TASK BRIEF >>
Exactly repeat the material, dropping every picture from the copy.

# # # #

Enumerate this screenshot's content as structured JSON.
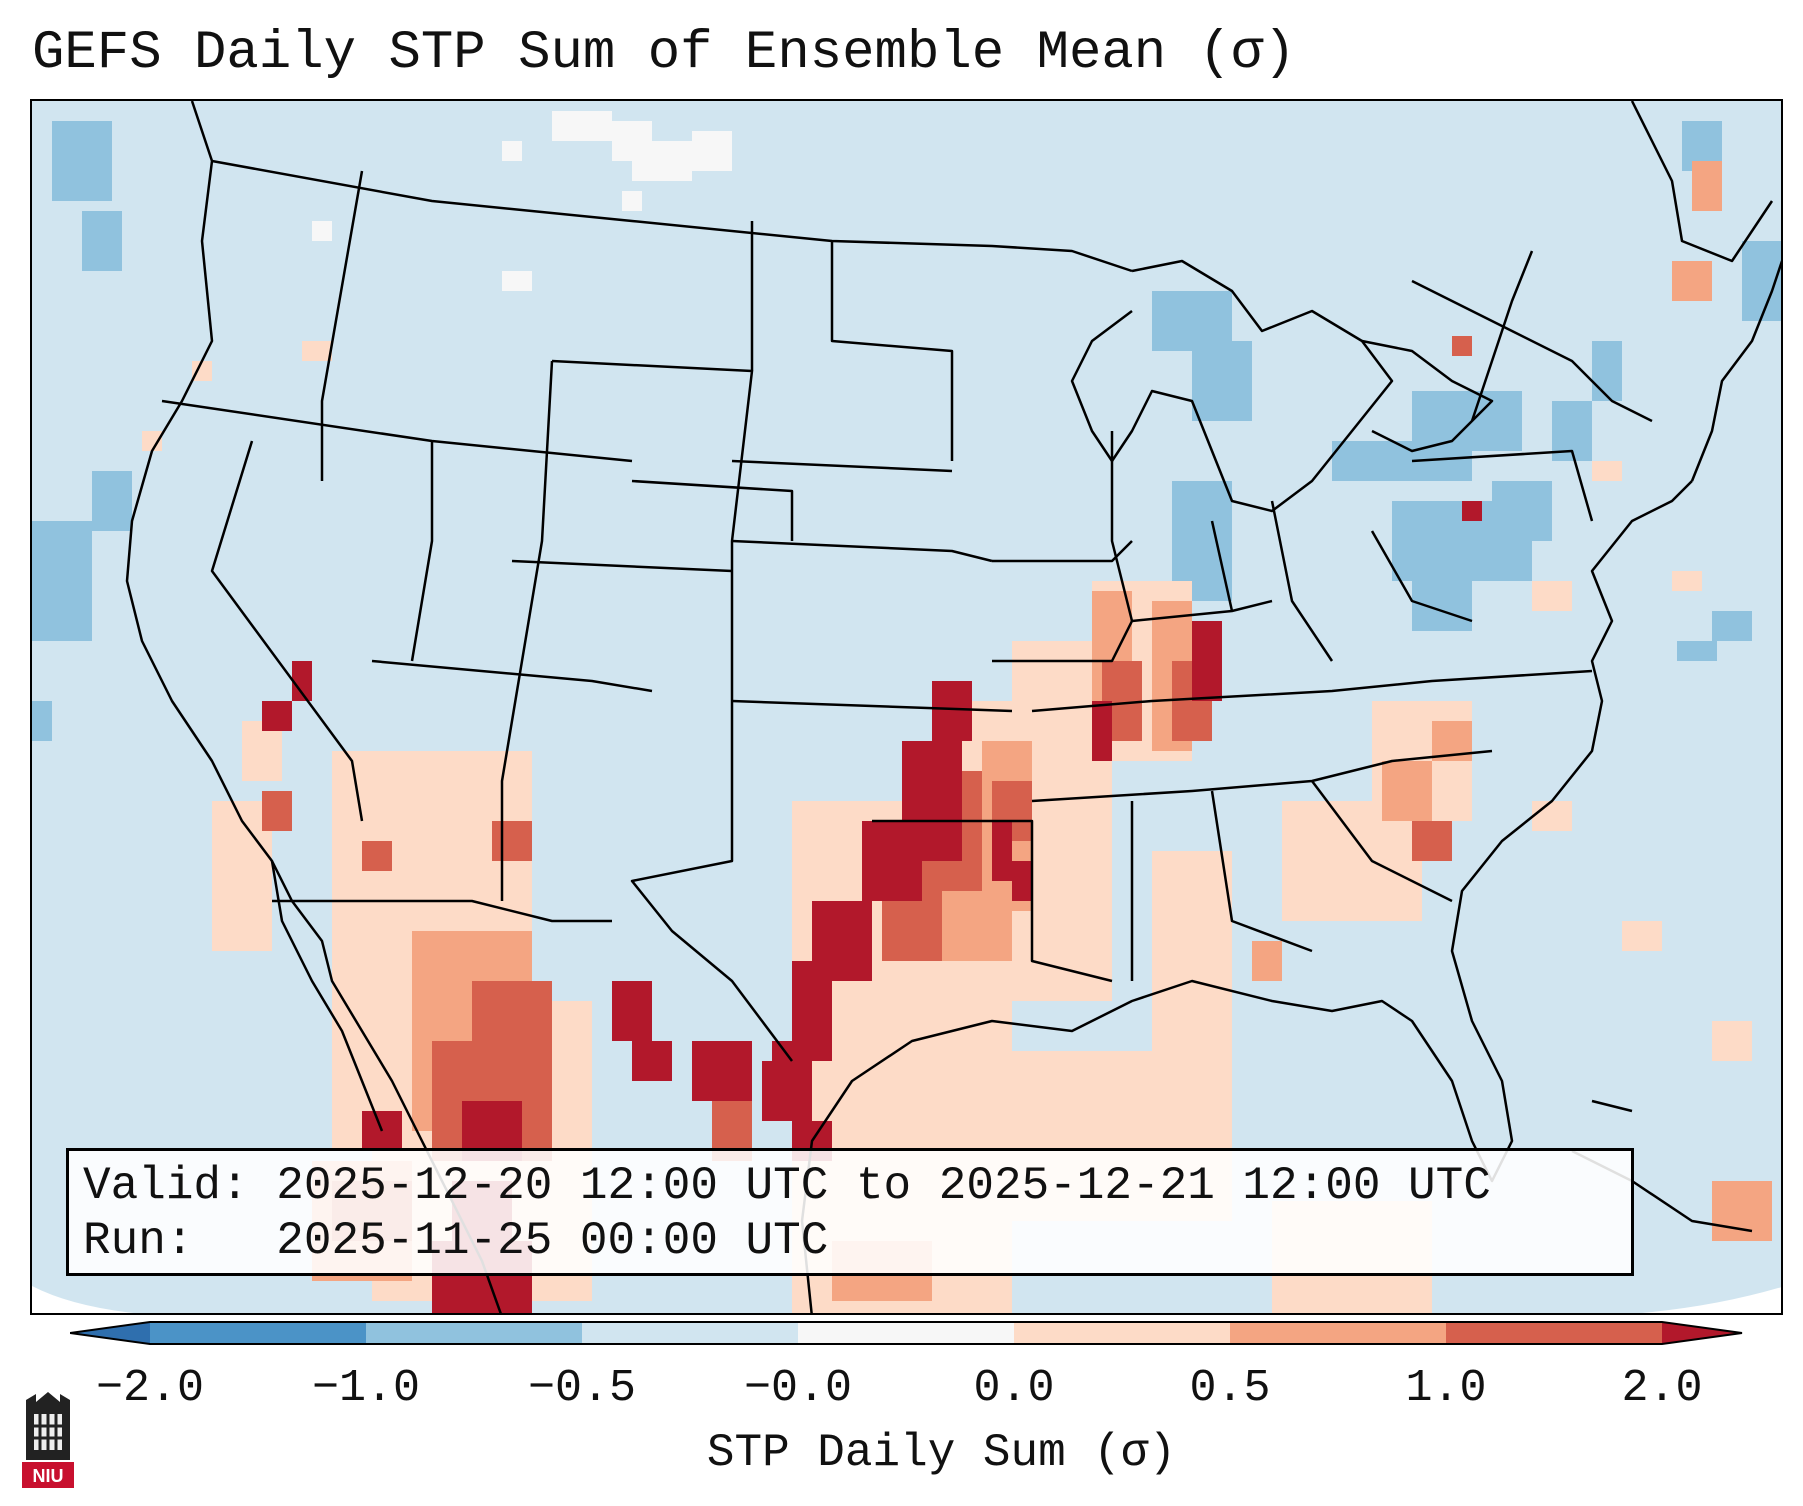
{
  "title": "GEFS Daily STP Sum of Ensemble Mean (σ)",
  "info": {
    "valid_label": "Valid:",
    "valid_value": "2025-12-20 12:00 UTC to 2025-12-21 12:00 UTC",
    "run_label": "Run:",
    "run_value": "2025-11-25 00:00 UTC"
  },
  "colorbar": {
    "label": "STP Daily Sum (σ)",
    "ticks": [
      "−2.0",
      "−1.0",
      "−0.5",
      "−0.0",
      "0.0",
      "0.5",
      "1.0",
      "2.0"
    ],
    "bins": [
      {
        "range": "< -2.0",
        "color": "#2f6fae"
      },
      {
        "range": "-2.0 to -1.0",
        "color": "#4b93c7"
      },
      {
        "range": "-1.0 to -0.5",
        "color": "#90c2de"
      },
      {
        "range": "-0.5 to -0.0",
        "color": "#d1e5f0"
      },
      {
        "range": "-0.0 to 0.0",
        "color": "#f7f7f7"
      },
      {
        "range": "0.0 to 0.5",
        "color": "#fddbc7"
      },
      {
        "range": "0.5 to 1.0",
        "color": "#f4a582"
      },
      {
        "range": "1.0 to 2.0",
        "color": "#d6604d"
      },
      {
        "range": "> 2.0",
        "color": "#b2182b"
      }
    ]
  },
  "map_colors": {
    "background": "#d1e5f0",
    "light_blue": "#90c2de",
    "white": "#f7f7f7",
    "light_red": "#fddbc7",
    "salmon": "#f4a582",
    "red": "#d6604d",
    "dark_red": "#b2182b"
  },
  "logo": {
    "text": "NIU",
    "color": "#c8102e"
  }
}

# # # #

SOLUTION TO THE EXERCISE >>
Enumerate this screenshot's content as structured JSON.
{
  "title": "GEFS Daily STP Sum of Ensemble Mean (σ)",
  "info": {
    "valid_label": "Valid:",
    "valid_value": "2025-12-20 12:00 UTC to 2025-12-21 12:00 UTC",
    "run_label": "Run:",
    "run_value": "2025-11-25 00:00 UTC"
  },
  "colorbar": {
    "label": "STP Daily Sum (σ)",
    "ticks": [
      "−2.0",
      "−1.0",
      "−0.5",
      "−0.0",
      "0.0",
      "0.5",
      "1.0",
      "2.0"
    ],
    "bins": [
      {
        "range": "< -2.0",
        "color": "#2f6fae"
      },
      {
        "range": "-2.0 to -1.0",
        "color": "#4b93c7"
      },
      {
        "range": "-1.0 to -0.5",
        "color": "#90c2de"
      },
      {
        "range": "-0.5 to -0.0",
        "color": "#d1e5f0"
      },
      {
        "range": "-0.0 to 0.0",
        "color": "#f7f7f7"
      },
      {
        "range": "0.0 to 0.5",
        "color": "#fddbc7"
      },
      {
        "range": "0.5 to 1.0",
        "color": "#f4a582"
      },
      {
        "range": "1.0 to 2.0",
        "color": "#d6604d"
      },
      {
        "range": "> 2.0",
        "color": "#b2182b"
      }
    ]
  },
  "map_colors": {
    "background": "#d1e5f0",
    "light_blue": "#90c2de",
    "white": "#f7f7f7",
    "light_red": "#fddbc7",
    "salmon": "#f4a582",
    "red": "#d6604d",
    "dark_red": "#b2182b"
  },
  "logo": {
    "text": "NIU",
    "color": "#c8102e"
  }
}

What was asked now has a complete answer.